MATERIALS PROVIDED:

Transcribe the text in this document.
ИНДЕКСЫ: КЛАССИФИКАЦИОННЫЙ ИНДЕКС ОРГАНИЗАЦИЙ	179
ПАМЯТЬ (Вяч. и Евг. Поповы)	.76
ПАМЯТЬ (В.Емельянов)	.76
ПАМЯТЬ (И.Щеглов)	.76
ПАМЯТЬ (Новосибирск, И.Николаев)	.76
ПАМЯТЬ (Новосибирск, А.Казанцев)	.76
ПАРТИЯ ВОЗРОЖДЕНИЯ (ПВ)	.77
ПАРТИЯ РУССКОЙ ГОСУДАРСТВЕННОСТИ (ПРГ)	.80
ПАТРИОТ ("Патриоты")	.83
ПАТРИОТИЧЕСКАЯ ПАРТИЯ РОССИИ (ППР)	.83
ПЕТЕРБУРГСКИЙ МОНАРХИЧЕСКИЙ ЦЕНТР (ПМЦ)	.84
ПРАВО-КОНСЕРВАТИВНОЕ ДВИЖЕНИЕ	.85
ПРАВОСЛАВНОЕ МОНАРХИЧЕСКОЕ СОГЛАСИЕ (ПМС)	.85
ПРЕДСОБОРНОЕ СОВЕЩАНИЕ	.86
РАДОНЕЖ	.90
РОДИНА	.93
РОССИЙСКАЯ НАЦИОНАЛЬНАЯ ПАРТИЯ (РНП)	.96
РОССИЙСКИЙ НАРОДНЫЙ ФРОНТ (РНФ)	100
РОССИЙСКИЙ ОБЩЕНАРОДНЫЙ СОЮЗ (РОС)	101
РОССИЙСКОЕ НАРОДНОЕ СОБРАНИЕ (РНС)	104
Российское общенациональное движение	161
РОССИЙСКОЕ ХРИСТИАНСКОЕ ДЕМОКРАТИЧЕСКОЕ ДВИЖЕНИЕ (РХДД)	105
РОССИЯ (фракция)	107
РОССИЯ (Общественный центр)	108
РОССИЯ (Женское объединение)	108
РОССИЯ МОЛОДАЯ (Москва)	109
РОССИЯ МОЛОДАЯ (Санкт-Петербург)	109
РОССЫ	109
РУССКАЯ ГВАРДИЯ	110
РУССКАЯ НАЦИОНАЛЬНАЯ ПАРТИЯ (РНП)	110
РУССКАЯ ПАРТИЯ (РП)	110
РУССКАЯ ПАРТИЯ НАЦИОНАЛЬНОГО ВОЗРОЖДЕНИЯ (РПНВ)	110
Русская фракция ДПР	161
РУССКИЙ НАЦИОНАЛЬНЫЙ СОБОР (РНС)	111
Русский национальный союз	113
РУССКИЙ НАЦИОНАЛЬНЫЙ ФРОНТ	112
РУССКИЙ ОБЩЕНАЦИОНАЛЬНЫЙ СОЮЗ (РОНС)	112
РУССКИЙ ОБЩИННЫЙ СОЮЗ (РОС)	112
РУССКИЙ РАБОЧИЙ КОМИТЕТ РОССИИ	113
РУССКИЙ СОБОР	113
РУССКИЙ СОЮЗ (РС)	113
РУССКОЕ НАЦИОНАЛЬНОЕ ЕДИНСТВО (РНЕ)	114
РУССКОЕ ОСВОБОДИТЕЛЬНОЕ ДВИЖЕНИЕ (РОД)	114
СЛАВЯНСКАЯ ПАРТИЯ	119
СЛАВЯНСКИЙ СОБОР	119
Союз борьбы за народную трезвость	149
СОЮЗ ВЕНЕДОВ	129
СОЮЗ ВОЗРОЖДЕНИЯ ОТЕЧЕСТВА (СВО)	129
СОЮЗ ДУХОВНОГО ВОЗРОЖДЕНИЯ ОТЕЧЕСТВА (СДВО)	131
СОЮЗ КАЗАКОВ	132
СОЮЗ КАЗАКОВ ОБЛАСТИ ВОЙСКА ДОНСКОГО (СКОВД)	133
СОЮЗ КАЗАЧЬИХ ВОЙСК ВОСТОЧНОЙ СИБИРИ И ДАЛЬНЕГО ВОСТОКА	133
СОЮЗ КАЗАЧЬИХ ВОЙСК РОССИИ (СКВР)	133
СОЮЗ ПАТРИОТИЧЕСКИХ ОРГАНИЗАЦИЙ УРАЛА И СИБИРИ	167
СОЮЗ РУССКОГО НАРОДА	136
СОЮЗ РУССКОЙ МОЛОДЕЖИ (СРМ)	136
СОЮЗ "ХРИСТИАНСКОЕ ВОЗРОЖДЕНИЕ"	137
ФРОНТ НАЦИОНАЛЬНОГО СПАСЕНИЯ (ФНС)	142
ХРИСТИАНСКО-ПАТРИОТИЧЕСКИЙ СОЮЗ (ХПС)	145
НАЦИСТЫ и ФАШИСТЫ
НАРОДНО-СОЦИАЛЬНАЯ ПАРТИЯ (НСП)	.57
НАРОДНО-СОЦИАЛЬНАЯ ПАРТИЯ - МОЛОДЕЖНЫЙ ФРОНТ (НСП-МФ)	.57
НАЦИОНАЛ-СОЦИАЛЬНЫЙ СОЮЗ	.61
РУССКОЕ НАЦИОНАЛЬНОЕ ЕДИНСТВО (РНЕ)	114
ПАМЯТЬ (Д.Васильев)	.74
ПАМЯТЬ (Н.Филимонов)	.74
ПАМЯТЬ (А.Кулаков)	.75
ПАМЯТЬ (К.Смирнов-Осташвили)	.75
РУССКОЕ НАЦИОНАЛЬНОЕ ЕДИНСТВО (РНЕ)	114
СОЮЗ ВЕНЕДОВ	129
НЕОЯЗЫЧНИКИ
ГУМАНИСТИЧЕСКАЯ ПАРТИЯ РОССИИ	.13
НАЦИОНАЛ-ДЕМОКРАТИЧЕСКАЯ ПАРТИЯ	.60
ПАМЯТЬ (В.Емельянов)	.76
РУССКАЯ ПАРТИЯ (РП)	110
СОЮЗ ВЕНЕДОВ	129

WHAT THE TASK REQUIRES: Read the entries and show each line that mentions "ПАМЯТЬ".

PROBLEM SOLUTION:
ПАМЯТЬ (Вяч. и Евг. Поповы)	.76
ПАМЯТЬ (В.Емельянов)	.76
ПАМЯТЬ (И.Щеглов)	.76
ПАМЯТЬ (Новосибирск, И.Николаев)	.76
ПАМЯТЬ (Новосибирск, А.Казанцев)	.76
ПАМЯТЬ (Д.Васильев)	.74
ПАМЯТЬ (Н.Филимонов)	.74
ПАМЯТЬ (А.Кулаков)	.75
ПАМЯТЬ (К.Смирнов-Осташвили)	.75
ПАМЯТЬ (В.Емельянов)	.76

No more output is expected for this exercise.